Task goal> Write out every line of the entries below word for word, leaving out the pictures.

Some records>
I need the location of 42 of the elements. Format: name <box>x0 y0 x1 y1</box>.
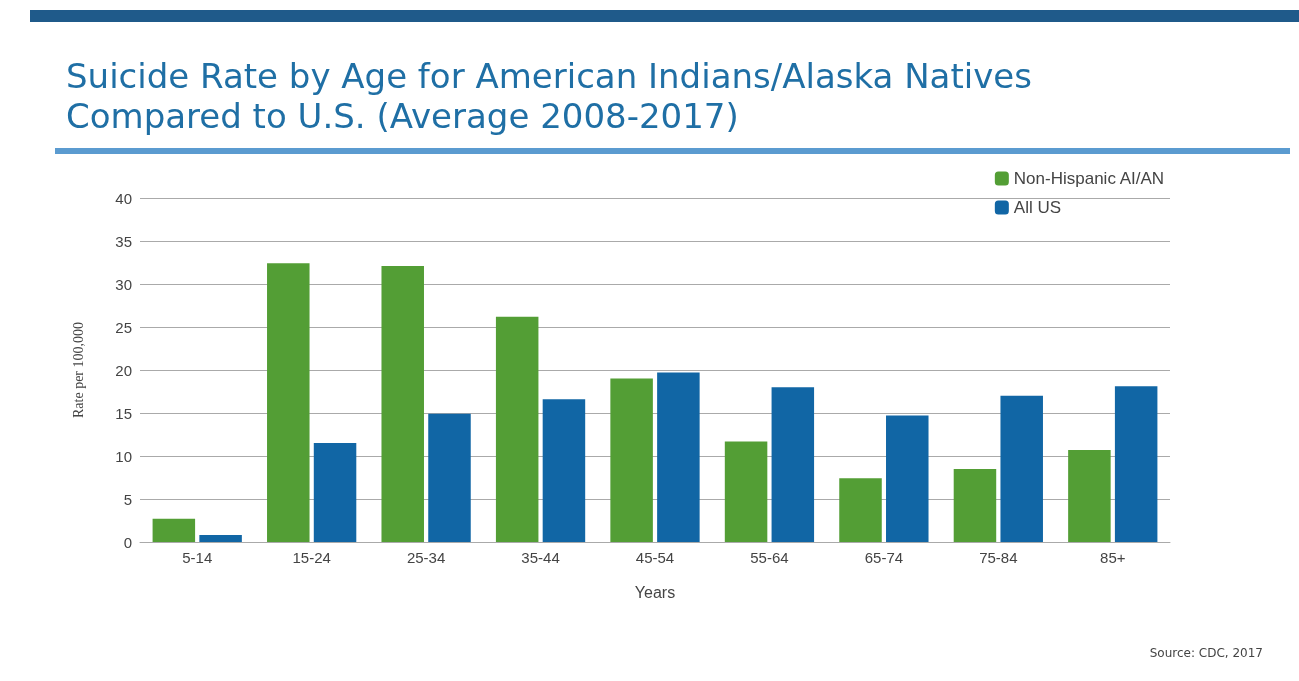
bar <box>610 378 653 542</box>
y-tick-label: 20 <box>115 361 132 379</box>
x-tick-label: 65-74 <box>864 549 904 566</box>
bar <box>839 478 882 542</box>
bar <box>152 518 196 542</box>
x-tick-label: 15-24 <box>292 549 331 566</box>
y-tick-label: 30 <box>115 275 132 293</box>
x-tick-label: 75-84 <box>979 549 1018 566</box>
bar <box>657 372 700 542</box>
bar <box>724 441 768 542</box>
x-tick-label: 5-14 <box>182 549 213 566</box>
x-tick-label: 55-64 <box>750 549 789 566</box>
y-tick-label: 15 <box>115 404 132 422</box>
bar <box>1114 386 1158 542</box>
legend-label: All US <box>1013 198 1062 217</box>
bar <box>771 387 815 542</box>
bar <box>886 415 929 542</box>
legend-label: Non-Hispanic AI/AN <box>1013 169 1165 188</box>
y-tick-label: 35 <box>115 232 132 250</box>
y-tick-label: 10 <box>115 447 132 465</box>
x-axis-title: Years <box>634 583 676 601</box>
x-tick-label: 25-34 <box>406 549 446 566</box>
bar <box>199 535 242 542</box>
source-note: Source: CDC, 2017 <box>1149 646 1263 660</box>
bar <box>1000 395 1043 542</box>
bar <box>953 468 997 542</box>
y-tick-label: 0 <box>123 533 132 551</box>
bar <box>1068 449 1111 542</box>
bar <box>381 265 424 542</box>
y-tick-label: 5 <box>123 490 132 508</box>
bar <box>313 443 357 542</box>
bar <box>267 263 310 542</box>
chart-title: Suicide Rate by Age for American Indians/Alaska Natives Compared to U.S. (Average 2008-2017) <box>66 56 1033 136</box>
x-tick-label: 35-44 <box>521 549 560 566</box>
y-tick-label: 25 <box>115 318 132 336</box>
bar <box>428 413 471 542</box>
y-tick-label: 40 <box>115 189 132 207</box>
y-axis-title: Rate per 100,000 <box>70 321 86 419</box>
x-tick-label: 85+ <box>1100 549 1126 566</box>
bar <box>495 316 539 542</box>
bar <box>542 399 586 542</box>
x-tick-label: 45-54 <box>635 549 675 566</box>
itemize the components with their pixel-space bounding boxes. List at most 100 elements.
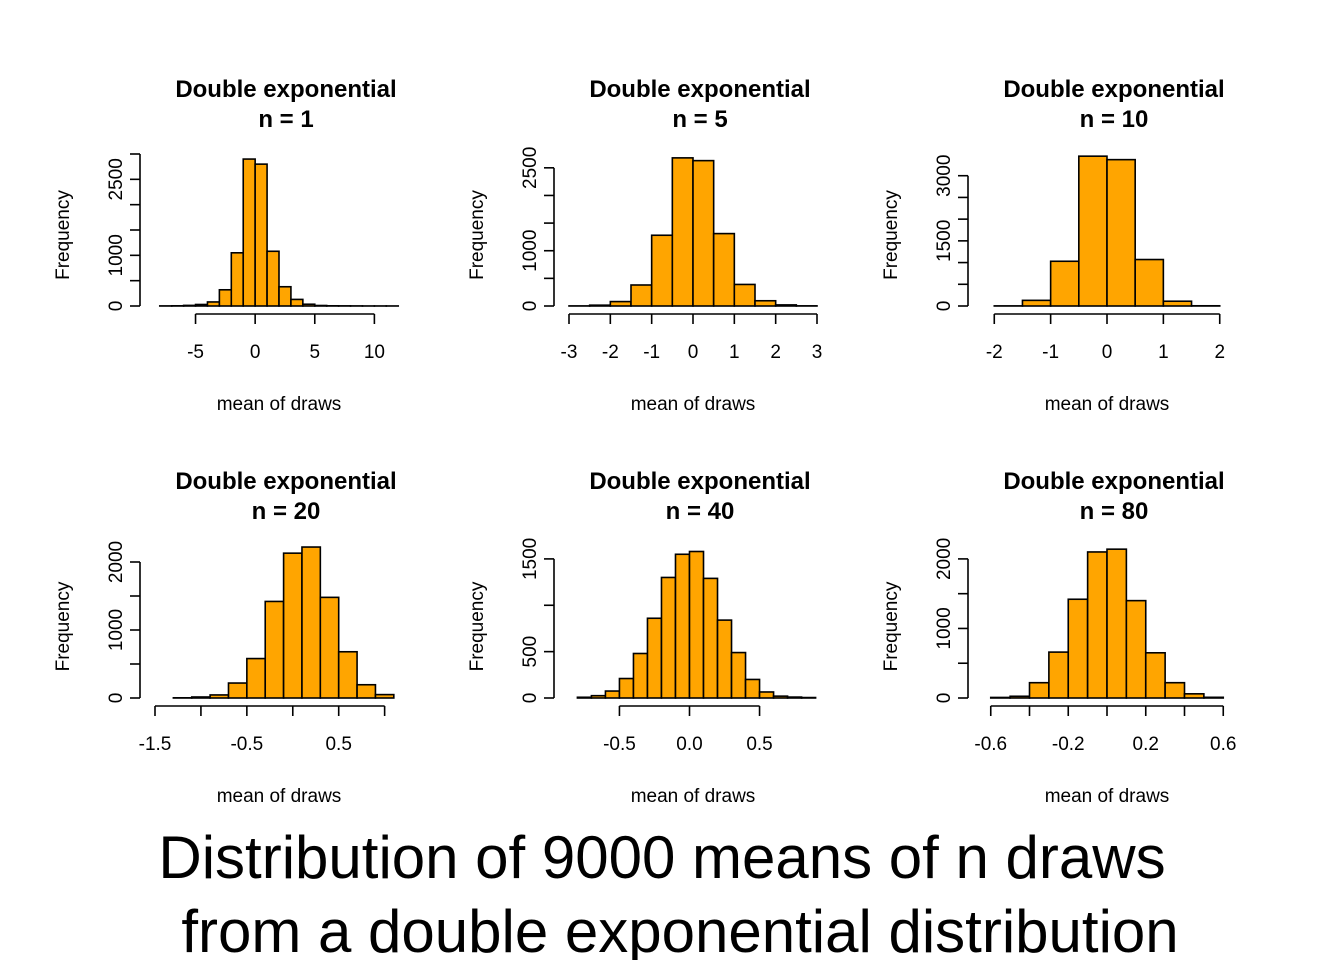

Finished task>
I need the location of 42 of the elements. Format: name <box>x0 y0 x1 y1</box>.
bar <box>610 378 653 542</box>
y-tick-label: 20 <box>115 361 132 379</box>
x-tick-label: 65-74 <box>864 549 904 566</box>
bar <box>839 478 882 542</box>
bar <box>152 518 196 542</box>
x-tick-label: 15-24 <box>292 549 331 566</box>
y-tick-label: 30 <box>115 275 132 293</box>
x-tick-label: 75-84 <box>979 549 1018 566</box>
bar <box>657 372 700 542</box>
bar <box>724 441 768 542</box>
x-tick-label: 5-14 <box>182 549 213 566</box>
x-tick-label: 55-64 <box>750 549 789 566</box>
y-tick-label: 15 <box>115 404 132 422</box>
bar <box>1114 386 1158 542</box>
legend-label: All US <box>1013 198 1062 217</box>
bar <box>771 387 815 542</box>
bar <box>886 415 929 542</box>
legend-label: Non-Hispanic AI/AN <box>1013 169 1165 188</box>
y-tick-label: 35 <box>115 232 132 250</box>
y-tick-label: 10 <box>115 447 132 465</box>
x-axis-title: Years <box>634 583 676 601</box>
x-tick-label: 25-34 <box>406 549 446 566</box>
bar <box>199 535 242 542</box>
source-note: Source: CDC, 2017 <box>1149 646 1263 660</box>
bar <box>1000 395 1043 542</box>
bar <box>953 468 997 542</box>
y-tick-label: 0 <box>123 533 132 551</box>
bar <box>1068 449 1111 542</box>
bar <box>381 265 424 542</box>
y-tick-label: 5 <box>123 490 132 508</box>
bar <box>313 443 357 542</box>
bar <box>267 263 310 542</box>
chart-title: Suicide Rate by Age for American Indians/Alaska Natives Compared to U.S. (Average 2008-2017) <box>66 56 1033 136</box>
x-tick-label: 35-44 <box>521 549 560 566</box>
y-tick-label: 25 <box>115 318 132 336</box>
bar <box>428 413 471 542</box>
y-tick-label: 40 <box>115 189 132 207</box>
y-axis-title: Rate per 100,000 <box>70 321 86 419</box>
x-tick-label: 85+ <box>1100 549 1126 566</box>
bar <box>495 316 539 542</box>
bar <box>542 399 586 542</box>
x-tick-label: 45-54 <box>635 549 675 566</box>
itemize the components with their pixel-space bounding boxes. List at most 100 elements.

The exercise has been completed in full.